Transcribe each line exactly.

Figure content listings
.....

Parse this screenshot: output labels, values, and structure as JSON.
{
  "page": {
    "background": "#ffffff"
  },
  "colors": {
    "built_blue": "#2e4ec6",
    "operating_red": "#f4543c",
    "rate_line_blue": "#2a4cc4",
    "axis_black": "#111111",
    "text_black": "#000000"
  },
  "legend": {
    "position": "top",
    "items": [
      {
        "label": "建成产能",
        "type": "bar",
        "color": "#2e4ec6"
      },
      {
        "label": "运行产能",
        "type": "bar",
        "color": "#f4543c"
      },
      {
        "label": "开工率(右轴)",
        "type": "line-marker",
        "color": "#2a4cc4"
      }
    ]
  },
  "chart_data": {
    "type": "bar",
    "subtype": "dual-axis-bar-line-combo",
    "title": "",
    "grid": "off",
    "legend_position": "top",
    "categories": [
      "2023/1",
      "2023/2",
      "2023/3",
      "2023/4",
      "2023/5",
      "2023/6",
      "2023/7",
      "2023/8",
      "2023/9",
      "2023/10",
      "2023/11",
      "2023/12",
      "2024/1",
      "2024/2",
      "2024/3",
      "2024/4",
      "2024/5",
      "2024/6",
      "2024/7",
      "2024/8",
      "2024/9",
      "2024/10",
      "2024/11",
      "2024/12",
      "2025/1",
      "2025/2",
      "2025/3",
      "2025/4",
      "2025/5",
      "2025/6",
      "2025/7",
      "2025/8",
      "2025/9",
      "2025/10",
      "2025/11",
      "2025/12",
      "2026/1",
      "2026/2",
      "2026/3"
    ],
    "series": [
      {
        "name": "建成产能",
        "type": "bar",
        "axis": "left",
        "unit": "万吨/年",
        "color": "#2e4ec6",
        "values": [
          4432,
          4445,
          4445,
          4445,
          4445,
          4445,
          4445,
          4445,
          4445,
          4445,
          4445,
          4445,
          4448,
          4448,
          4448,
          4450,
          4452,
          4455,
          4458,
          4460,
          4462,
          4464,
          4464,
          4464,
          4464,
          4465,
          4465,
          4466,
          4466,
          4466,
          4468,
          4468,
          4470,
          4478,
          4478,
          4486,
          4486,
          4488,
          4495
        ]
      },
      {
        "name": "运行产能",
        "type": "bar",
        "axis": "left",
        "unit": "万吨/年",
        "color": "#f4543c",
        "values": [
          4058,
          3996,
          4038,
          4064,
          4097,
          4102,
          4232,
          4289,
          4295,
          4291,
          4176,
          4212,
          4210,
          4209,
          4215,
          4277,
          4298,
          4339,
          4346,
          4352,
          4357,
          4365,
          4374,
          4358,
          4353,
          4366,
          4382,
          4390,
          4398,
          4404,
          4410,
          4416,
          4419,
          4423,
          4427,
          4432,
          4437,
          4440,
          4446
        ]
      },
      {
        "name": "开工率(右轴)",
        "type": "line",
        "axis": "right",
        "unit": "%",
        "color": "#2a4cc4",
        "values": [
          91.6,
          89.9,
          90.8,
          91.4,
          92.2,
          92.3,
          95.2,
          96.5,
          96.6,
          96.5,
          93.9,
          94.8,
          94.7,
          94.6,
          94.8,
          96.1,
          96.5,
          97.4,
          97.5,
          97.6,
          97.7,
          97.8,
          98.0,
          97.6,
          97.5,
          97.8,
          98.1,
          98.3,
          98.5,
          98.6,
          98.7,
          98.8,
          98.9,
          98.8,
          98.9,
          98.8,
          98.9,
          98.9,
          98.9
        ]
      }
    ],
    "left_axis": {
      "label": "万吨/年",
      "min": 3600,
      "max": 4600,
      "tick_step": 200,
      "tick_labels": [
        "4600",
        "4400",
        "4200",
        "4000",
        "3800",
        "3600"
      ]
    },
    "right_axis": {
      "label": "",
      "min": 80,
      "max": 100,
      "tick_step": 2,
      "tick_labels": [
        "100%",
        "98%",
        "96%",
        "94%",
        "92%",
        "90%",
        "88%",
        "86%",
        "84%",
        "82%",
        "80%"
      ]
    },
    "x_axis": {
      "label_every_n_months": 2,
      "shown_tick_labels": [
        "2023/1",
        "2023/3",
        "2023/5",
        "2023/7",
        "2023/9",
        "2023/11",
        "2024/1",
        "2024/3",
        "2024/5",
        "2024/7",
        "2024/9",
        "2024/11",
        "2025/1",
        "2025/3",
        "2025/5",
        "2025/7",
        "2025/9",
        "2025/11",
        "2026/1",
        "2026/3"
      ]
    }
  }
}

.....

- _Written response_:
Parse this screenshot: output labels, values, and structure as JSON.
{
  "page": {
    "background": "#ffffff"
  },
  "colors": {
    "built_blue": "#2e4ec6",
    "operating_red": "#f4543c",
    "rate_line_blue": "#2a4cc4",
    "axis_black": "#111111",
    "text_black": "#000000"
  },
  "legend": {
    "position": "top",
    "items": [
      {
        "label": "建成产能",
        "type": "bar",
        "color": "#2e4ec6"
      },
      {
        "label": "运行产能",
        "type": "bar",
        "color": "#f4543c"
      },
      {
        "label": "开工率(右轴)",
        "type": "line-marker",
        "color": "#2a4cc4"
      }
    ]
  },
  "chart_data": {
    "type": "bar",
    "subtype": "dual-axis-bar-line-combo",
    "title": "",
    "grid": "off",
    "legend_position": "top",
    "categories": [
      "2023/1",
      "2023/2",
      "2023/3",
      "2023/4",
      "2023/5",
      "2023/6",
      "2023/7",
      "2023/8",
      "2023/9",
      "2023/10",
      "2023/11",
      "2023/12",
      "2024/1",
      "2024/2",
      "2024/3",
      "2024/4",
      "2024/5",
      "2024/6",
      "2024/7",
      "2024/8",
      "2024/9",
      "2024/10",
      "2024/11",
      "2024/12",
      "2025/1",
      "2025/2",
      "2025/3",
      "2025/4",
      "2025/5",
      "2025/6",
      "2025/7",
      "2025/8",
      "2025/9",
      "2025/10",
      "2025/11",
      "2025/12",
      "2026/1",
      "2026/2",
      "2026/3"
    ],
    "series": [
      {
        "name": "建成产能",
        "type": "bar",
        "axis": "left",
        "unit": "万吨/年",
        "color": "#2e4ec6",
        "values": [
          4432,
          4445,
          4445,
          4445,
          4445,
          4445,
          4445,
          4445,
          4445,
          4445,
          4445,
          4445,
          4448,
          4448,
          4448,
          4450,
          4452,
          4455,
          4458,
          4460,
          4462,
          4464,
          4464,
          4464,
          4464,
          4465,
          4465,
          4466,
          4466,
          4466,
          4468,
          4468,
          4470,
          4478,
          4478,
          4486,
          4486,
          4488,
          4495
        ]
      },
      {
        "name": "运行产能",
        "type": "bar",
        "axis": "left",
        "unit": "万吨/年",
        "color": "#f4543c",
        "values": [
          4058,
          3996,
          4038,
          4064,
          4097,
          4102,
          4232,
          4289,
          4295,
          4291,
          4176,
          4212,
          4210,
          4209,
          4215,
          4277,
          4298,
          4339,
          4346,
          4352,
          4357,
          4365,
          4374,
          4358,
          4353,
          4366,
          4382,
          4390,
          4398,
          4404,
          4410,
          4416,
          4419,
          4423,
          4427,
          4432,
          4437,
          4440,
          4446
        ]
      },
      {
        "name": "开工率(右轴)",
        "type": "line",
        "axis": "right",
        "unit": "%",
        "color": "#2a4cc4",
        "values": [
          91.6,
          89.9,
          90.8,
          91.4,
          92.2,
          92.3,
          95.2,
          96.5,
          96.6,
          96.5,
          93.9,
          94.8,
          94.7,
          94.6,
          94.8,
          96.1,
          96.5,
          97.4,
          97.5,
          97.6,
          97.7,
          97.8,
          98.0,
          97.6,
          97.5,
          97.8,
          98.1,
          98.3,
          98.5,
          98.6,
          98.7,
          98.8,
          98.9,
          98.8,
          98.9,
          98.8,
          98.9,
          98.9,
          98.9
        ]
      }
    ],
    "left_axis": {
      "label": "万吨/年",
      "min": 3600,
      "max": 4600,
      "tick_step": 200,
      "tick_labels": [
        "4600",
        "4400",
        "4200",
        "4000",
        "3800",
        "3600"
      ]
    },
    "right_axis": {
      "label": "",
      "min": 80,
      "max": 100,
      "tick_step": 2,
      "tick_labels": [
        "100%",
        "98%",
        "96%",
        "94%",
        "92%",
        "90%",
        "88%",
        "86%",
        "84%",
        "82%",
        "80%"
      ]
    },
    "x_axis": {
      "label_every_n_months": 2,
      "shown_tick_labels": [
        "2023/1",
        "2023/3",
        "2023/5",
        "2023/7",
        "2023/9",
        "2023/11",
        "2024/1",
        "2024/3",
        "2024/5",
        "2024/7",
        "2024/9",
        "2024/11",
        "2025/1",
        "2025/3",
        "2025/5",
        "2025/7",
        "2025/9",
        "2025/11",
        "2026/1",
        "2026/3"
      ]
    }
  }
}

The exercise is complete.